# What needs to be done
Print every record below exactly as written.

# Recorded data
----
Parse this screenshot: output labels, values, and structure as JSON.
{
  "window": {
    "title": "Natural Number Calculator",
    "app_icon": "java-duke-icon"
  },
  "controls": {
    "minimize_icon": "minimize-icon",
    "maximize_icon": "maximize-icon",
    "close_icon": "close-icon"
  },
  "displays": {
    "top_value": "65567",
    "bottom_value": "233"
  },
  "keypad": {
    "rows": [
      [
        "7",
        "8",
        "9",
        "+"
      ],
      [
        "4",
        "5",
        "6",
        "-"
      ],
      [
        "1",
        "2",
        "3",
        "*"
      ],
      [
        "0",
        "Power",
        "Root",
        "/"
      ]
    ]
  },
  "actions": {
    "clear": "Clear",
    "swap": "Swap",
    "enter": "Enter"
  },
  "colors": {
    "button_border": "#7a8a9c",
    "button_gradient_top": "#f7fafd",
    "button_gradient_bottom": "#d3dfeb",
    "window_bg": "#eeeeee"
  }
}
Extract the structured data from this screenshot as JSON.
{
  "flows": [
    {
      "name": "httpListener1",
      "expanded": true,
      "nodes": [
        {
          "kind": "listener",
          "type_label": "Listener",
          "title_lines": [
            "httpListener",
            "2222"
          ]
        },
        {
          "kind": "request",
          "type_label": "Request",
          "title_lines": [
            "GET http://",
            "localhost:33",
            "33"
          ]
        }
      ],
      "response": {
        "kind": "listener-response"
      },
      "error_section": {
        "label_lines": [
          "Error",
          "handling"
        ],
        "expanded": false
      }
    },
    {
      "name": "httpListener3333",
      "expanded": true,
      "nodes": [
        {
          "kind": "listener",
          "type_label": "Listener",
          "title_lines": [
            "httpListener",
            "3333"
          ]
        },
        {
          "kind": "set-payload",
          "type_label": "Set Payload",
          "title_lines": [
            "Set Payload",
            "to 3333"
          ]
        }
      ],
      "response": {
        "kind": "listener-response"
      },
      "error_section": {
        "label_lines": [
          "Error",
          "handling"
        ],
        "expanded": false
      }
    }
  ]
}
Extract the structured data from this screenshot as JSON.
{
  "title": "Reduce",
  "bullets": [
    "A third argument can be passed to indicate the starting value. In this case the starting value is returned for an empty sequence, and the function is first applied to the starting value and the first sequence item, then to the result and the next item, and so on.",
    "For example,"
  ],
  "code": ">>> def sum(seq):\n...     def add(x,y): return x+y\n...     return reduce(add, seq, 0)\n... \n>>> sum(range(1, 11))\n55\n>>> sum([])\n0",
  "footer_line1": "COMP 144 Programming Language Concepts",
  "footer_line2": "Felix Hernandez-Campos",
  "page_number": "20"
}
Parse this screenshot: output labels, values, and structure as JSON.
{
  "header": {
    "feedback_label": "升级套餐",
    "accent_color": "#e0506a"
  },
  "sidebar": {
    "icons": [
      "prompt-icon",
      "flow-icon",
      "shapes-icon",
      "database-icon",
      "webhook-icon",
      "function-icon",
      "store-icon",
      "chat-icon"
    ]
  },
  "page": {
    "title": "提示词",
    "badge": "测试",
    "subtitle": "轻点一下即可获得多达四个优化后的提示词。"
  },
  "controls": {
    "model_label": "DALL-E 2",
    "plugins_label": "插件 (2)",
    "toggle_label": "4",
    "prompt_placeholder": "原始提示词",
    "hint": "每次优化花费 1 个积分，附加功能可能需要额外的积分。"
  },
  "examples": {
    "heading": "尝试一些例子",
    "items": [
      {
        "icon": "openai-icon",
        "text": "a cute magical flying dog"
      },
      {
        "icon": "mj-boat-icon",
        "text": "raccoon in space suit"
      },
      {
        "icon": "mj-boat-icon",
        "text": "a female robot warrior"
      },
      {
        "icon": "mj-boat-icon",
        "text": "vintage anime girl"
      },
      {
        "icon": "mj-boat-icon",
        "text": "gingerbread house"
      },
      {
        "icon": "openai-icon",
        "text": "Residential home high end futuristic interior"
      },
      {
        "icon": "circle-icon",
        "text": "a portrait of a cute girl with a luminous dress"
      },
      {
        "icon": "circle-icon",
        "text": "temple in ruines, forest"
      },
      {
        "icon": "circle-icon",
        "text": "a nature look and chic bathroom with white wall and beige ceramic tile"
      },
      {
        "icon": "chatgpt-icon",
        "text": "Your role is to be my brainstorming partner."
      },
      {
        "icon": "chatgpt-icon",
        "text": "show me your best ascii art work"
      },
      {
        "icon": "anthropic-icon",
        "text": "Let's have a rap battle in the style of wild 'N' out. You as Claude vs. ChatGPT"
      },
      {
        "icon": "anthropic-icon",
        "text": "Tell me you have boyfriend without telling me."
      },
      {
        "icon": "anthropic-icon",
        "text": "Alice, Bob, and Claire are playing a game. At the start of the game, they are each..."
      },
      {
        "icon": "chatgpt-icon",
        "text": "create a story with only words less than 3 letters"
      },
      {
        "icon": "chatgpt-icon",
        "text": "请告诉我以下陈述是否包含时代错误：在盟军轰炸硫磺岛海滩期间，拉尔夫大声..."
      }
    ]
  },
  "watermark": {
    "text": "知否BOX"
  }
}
----
# Response
Parse this screenshot: output labels, values, and structure as JSON.
{
  "window": {
    "title": "Natural Number Calculator",
    "app_icon": "java-duke-icon"
  },
  "controls": {
    "minimize_icon": "minimize-icon",
    "maximize_icon": "maximize-icon",
    "close_icon": "close-icon"
  },
  "displays": {
    "top_value": "65567",
    "bottom_value": "233"
  },
  "keypad": {
    "rows": [
      [
        "7",
        "8",
        "9",
        "+"
      ],
      [
        "4",
        "5",
        "6",
        "-"
      ],
      [
        "1",
        "2",
        "3",
        "*"
      ],
      [
        "0",
        "Power",
        "Root",
        "/"
      ]
    ]
  },
  "actions": {
    "clear": "Clear",
    "swap": "Swap",
    "enter": "Enter"
  },
  "colors": {
    "button_border": "#7a8a9c",
    "button_gradient_top": "#f7fafd",
    "button_gradient_bottom": "#d3dfeb",
    "window_bg": "#eeeeee"
  }
}
Extract the structured data from this screenshot as JSON.
{
  "flows": [
    {
      "name": "httpListener1",
      "expanded": true,
      "nodes": [
        {
          "kind": "listener",
          "type_label": "Listener",
          "title_lines": [
            "httpListener",
            "2222"
          ]
        },
        {
          "kind": "request",
          "type_label": "Request",
          "title_lines": [
            "GET http://",
            "localhost:33",
            "33"
          ]
        }
      ],
      "response": {
        "kind": "listener-response"
      },
      "error_section": {
        "label_lines": [
          "Error",
          "handling"
        ],
        "expanded": false
      }
    },
    {
      "name": "httpListener3333",
      "expanded": true,
      "nodes": [
        {
          "kind": "listener",
          "type_label": "Listener",
          "title_lines": [
            "httpListener",
            "3333"
          ]
        },
        {
          "kind": "set-payload",
          "type_label": "Set Payload",
          "title_lines": [
            "Set Payload",
            "to 3333"
          ]
        }
      ],
      "response": {
        "kind": "listener-response"
      },
      "error_section": {
        "label_lines": [
          "Error",
          "handling"
        ],
        "expanded": false
      }
    }
  ]
}
Extract the structured data from this screenshot as JSON.
{
  "title": "Reduce",
  "bullets": [
    "A third argument can be passed to indicate the starting value. In this case the starting value is returned for an empty sequence, and the function is first applied to the starting value and the first sequence item, then to the result and the next item, and so on.",
    "For example,"
  ],
  "code": ">>> def sum(seq):\n...     def add(x,y): return x+y\n...     return reduce(add, seq, 0)\n... \n>>> sum(range(1, 11))\n55\n>>> sum([])\n0",
  "footer_line1": "COMP 144 Programming Language Concepts",
  "footer_line2": "Felix Hernandez-Campos",
  "page_number": "20"
}
Parse this screenshot: output labels, values, and structure as JSON.
{
  "header": {
    "feedback_label": "升级套餐",
    "accent_color": "#e0506a"
  },
  "sidebar": {
    "icons": [
      "prompt-icon",
      "flow-icon",
      "shapes-icon",
      "database-icon",
      "webhook-icon",
      "function-icon",
      "store-icon",
      "chat-icon"
    ]
  },
  "page": {
    "title": "提示词",
    "badge": "测试",
    "subtitle": "轻点一下即可获得多达四个优化后的提示词。"
  },
  "controls": {
    "model_label": "DALL-E 2",
    "plugins_label": "插件 (2)",
    "toggle_label": "4",
    "prompt_placeholder": "原始提示词",
    "hint": "每次优化花费 1 个积分，附加功能可能需要额外的积分。"
  },
  "examples": {
    "heading": "尝试一些例子",
    "items": [
      {
        "icon": "openai-icon",
        "text": "a cute magical flying dog"
      },
      {
        "icon": "mj-boat-icon",
        "text": "raccoon in space suit"
      },
      {
        "icon": "mj-boat-icon",
        "text": "a female robot warrior"
      },
      {
        "icon": "mj-boat-icon",
        "text": "vintage anime girl"
      },
      {
        "icon": "mj-boat-icon",
        "text": "gingerbread house"
      },
      {
        "icon": "openai-icon",
        "text": "Residential home high end futuristic interior"
      },
      {
        "icon": "circle-icon",
        "text": "a portrait of a cute girl with a luminous dress"
      },
      {
        "icon": "circle-icon",
        "text": "temple in ruines, forest"
      },
      {
        "icon": "circle-icon",
        "text": "a nature look and chic bathroom with white wall and beige ceramic tile"
      },
      {
        "icon": "chatgpt-icon",
        "text": "Your role is to be my brainstorming partner."
      },
      {
        "icon": "chatgpt-icon",
        "text": "show me your best ascii art work"
      },
      {
        "icon": "anthropic-icon",
        "text": "Let's have a rap battle in the style of wild 'N' out. You as Claude vs. ChatGPT"
      },
      {
        "icon": "anthropic-icon",
        "text": "Tell me you have boyfriend without telling me."
      },
      {
        "icon": "anthropic-icon",
        "text": "Alice, Bob, and Claire are playing a game. At the start of the game, they are each..."
      },
      {
        "icon": "chatgpt-icon",
        "text": "create a story with only words less than 3 letters"
      },
      {
        "icon": "chatgpt-icon",
        "text": "请告诉我以下陈述是否包含时代错误：在盟军轰炸硫磺岛海滩期间，拉尔夫大声..."
      }
    ]
  },
  "watermark": {
    "text": "知否BOX"
  }
}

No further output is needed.